* _WORK ITEM_
Check every line of the data for the word "Guillermina", and copy those that have it.

>>>

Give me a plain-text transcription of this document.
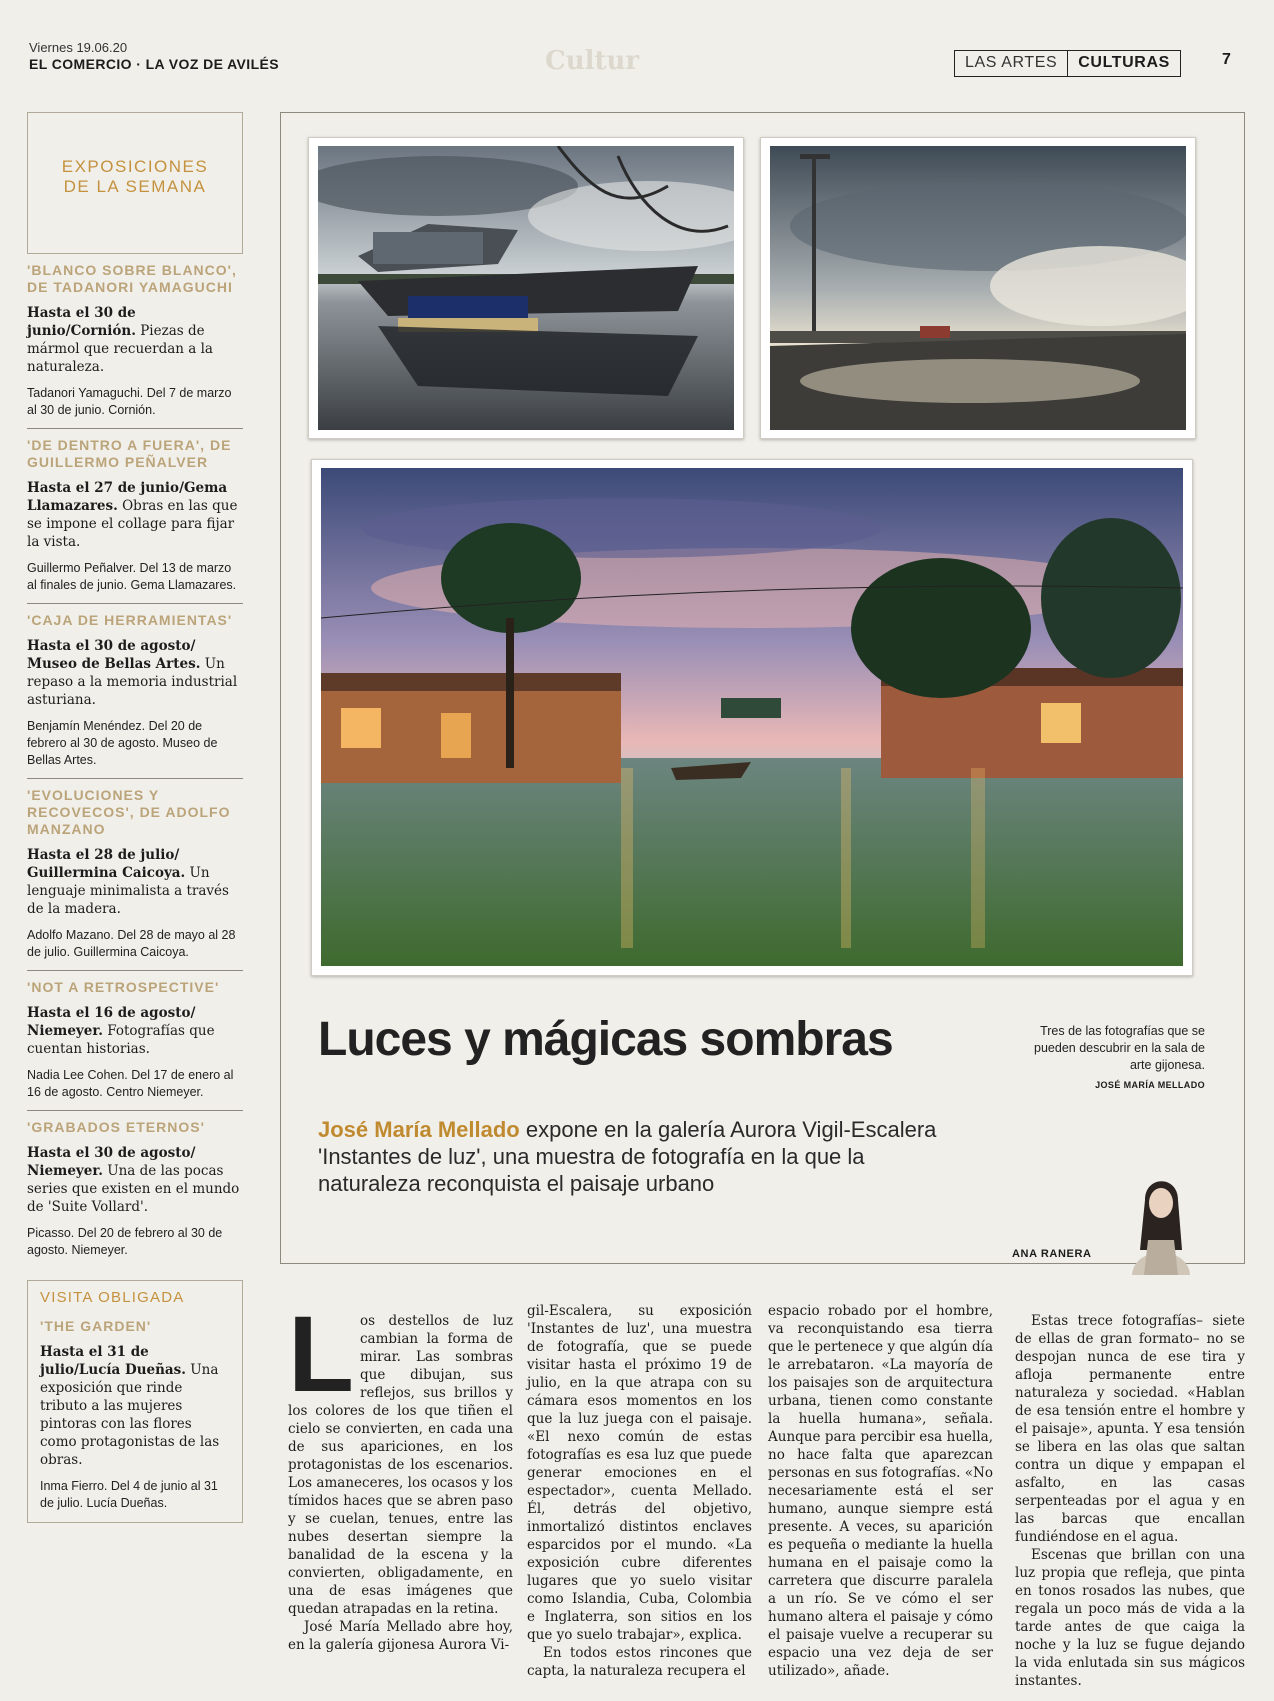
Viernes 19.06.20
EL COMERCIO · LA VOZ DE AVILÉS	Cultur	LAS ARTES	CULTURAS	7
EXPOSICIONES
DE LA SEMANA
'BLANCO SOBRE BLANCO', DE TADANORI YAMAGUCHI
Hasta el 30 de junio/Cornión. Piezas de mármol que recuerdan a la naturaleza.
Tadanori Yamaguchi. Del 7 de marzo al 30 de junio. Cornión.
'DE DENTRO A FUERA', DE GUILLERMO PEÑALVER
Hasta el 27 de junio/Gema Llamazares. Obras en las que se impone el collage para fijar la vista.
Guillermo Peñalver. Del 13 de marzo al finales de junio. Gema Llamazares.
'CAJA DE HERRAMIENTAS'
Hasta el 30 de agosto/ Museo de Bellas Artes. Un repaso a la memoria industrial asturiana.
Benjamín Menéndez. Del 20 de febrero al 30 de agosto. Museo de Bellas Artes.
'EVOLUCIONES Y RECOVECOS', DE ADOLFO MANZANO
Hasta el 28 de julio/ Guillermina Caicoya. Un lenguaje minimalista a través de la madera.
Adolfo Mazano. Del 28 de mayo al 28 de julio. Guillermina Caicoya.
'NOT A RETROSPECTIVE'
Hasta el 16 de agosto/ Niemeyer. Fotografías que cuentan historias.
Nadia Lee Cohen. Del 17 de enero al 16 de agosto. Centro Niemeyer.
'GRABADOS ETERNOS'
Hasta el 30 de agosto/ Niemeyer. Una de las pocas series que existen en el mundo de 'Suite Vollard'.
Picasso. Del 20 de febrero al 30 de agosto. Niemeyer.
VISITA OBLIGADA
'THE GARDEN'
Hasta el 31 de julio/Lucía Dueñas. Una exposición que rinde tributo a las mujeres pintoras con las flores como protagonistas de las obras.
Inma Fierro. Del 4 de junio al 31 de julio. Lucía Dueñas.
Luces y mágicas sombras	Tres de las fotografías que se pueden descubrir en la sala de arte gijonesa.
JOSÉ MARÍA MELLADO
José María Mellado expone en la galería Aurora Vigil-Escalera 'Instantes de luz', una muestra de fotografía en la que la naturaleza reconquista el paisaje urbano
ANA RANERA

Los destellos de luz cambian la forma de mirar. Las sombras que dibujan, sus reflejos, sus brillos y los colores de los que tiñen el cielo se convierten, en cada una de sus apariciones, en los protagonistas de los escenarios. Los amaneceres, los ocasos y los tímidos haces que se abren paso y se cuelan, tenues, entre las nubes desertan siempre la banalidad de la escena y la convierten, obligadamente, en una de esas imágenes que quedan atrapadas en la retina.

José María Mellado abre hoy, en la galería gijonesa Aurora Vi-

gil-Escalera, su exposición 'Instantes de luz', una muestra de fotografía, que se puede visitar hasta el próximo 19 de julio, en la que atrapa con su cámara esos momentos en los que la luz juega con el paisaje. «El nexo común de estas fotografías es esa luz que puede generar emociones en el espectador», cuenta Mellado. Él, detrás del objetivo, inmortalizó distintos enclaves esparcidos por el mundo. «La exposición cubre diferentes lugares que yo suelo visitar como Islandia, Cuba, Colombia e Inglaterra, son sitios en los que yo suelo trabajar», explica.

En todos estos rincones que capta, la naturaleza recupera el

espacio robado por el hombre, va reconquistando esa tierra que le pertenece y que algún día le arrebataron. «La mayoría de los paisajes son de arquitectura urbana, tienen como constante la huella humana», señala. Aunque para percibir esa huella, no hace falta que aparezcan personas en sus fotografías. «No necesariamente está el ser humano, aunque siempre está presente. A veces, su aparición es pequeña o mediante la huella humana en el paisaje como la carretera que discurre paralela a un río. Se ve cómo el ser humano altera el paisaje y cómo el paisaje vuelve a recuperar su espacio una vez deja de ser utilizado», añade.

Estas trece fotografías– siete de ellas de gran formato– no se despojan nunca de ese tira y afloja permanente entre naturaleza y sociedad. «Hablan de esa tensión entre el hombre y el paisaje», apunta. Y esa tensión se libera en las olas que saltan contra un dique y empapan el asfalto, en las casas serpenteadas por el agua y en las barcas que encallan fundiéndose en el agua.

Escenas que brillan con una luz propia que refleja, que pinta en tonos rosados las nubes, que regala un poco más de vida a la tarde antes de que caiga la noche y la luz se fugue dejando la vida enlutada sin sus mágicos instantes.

<<<
>>>

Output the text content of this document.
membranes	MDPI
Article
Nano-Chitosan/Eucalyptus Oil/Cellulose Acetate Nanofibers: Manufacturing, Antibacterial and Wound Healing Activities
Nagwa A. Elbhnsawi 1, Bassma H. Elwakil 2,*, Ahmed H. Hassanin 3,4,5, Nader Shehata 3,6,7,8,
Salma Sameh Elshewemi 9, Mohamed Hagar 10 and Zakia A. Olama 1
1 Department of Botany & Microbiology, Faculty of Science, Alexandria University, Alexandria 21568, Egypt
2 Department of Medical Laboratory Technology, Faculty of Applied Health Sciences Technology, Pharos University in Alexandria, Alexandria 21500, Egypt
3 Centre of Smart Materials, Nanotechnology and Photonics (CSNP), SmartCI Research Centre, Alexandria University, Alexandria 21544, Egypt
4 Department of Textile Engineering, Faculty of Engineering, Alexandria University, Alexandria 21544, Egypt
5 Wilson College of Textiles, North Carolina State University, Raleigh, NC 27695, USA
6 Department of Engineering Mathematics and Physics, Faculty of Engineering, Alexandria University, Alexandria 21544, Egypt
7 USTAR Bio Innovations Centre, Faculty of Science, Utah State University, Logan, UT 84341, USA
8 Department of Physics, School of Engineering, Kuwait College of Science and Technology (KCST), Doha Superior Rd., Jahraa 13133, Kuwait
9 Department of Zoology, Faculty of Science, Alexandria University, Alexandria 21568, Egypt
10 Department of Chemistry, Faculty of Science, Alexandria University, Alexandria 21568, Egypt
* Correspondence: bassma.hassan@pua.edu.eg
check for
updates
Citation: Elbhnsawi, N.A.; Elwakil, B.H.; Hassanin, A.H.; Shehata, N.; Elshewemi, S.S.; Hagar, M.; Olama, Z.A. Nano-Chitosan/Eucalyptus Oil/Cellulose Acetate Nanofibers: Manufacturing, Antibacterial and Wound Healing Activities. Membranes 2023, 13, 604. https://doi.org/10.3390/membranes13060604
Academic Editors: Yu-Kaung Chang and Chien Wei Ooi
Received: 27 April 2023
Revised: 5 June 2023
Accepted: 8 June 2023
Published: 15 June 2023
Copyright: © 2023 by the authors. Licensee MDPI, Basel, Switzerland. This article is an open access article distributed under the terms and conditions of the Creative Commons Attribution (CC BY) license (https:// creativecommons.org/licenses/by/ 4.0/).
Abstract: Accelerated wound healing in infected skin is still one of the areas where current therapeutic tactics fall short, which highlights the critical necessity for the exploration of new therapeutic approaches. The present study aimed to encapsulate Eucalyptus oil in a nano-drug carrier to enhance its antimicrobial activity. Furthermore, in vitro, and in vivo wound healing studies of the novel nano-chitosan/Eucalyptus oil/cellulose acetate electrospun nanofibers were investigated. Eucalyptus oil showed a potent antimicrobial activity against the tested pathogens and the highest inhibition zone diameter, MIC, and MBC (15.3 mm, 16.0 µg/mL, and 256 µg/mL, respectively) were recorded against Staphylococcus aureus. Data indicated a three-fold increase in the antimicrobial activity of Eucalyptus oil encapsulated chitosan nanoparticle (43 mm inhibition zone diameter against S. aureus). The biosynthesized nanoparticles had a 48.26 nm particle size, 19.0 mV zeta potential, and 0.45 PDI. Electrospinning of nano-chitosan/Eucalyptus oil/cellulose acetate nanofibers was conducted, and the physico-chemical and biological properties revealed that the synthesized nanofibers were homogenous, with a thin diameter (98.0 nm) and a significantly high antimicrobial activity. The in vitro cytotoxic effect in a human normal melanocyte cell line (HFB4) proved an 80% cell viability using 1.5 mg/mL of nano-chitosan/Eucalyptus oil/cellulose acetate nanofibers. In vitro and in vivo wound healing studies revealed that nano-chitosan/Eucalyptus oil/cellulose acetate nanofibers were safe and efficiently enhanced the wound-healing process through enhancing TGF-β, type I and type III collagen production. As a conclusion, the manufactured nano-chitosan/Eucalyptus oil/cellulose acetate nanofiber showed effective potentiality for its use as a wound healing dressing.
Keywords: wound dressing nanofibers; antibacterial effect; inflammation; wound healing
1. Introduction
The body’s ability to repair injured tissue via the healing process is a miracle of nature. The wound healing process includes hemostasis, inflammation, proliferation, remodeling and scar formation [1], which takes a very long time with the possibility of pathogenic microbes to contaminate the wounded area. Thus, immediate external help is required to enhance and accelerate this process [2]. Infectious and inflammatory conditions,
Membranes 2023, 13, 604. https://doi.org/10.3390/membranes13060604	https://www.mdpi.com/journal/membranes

<<<
>>>

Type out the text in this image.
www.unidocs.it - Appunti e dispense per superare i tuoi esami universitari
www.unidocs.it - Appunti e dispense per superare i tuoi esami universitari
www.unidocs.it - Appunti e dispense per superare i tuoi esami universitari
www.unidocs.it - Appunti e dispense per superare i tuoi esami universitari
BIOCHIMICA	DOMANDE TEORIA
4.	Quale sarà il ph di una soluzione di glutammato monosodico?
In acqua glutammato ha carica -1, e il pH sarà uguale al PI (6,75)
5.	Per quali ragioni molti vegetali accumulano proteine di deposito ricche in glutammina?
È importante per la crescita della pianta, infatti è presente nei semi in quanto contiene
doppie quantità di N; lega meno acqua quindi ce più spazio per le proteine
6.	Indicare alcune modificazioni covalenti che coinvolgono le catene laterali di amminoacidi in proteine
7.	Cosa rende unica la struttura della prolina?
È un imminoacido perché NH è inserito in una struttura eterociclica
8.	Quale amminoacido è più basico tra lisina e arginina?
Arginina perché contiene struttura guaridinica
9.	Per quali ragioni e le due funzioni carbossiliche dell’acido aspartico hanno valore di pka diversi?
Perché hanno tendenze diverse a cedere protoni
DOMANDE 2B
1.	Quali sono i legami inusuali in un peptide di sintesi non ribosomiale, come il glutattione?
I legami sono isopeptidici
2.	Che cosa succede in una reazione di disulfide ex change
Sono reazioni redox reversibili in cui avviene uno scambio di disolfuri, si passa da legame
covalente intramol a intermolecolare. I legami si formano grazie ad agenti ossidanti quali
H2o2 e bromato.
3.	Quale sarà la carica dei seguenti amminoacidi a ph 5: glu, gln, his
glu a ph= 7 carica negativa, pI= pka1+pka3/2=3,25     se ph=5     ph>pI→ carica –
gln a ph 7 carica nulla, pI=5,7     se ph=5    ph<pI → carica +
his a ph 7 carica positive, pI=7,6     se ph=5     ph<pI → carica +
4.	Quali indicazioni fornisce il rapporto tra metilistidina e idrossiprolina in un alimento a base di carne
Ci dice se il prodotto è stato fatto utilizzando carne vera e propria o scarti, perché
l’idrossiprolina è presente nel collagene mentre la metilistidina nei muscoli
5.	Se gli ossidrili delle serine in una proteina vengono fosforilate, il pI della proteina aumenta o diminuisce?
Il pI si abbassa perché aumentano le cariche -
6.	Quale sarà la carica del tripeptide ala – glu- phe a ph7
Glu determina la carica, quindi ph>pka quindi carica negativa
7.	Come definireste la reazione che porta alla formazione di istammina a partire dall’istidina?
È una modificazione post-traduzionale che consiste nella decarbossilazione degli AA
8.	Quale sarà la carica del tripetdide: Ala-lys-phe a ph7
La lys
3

<<<

* _SOLUTION FOR THIS TASK_
Hasta el 28 de julio/ Guillermina Caicoya. Un lenguaje minimalista a través de la madera.
Adolfo Mazano. Del 28 de mayo al 28 de julio. Guillermina Caicoya.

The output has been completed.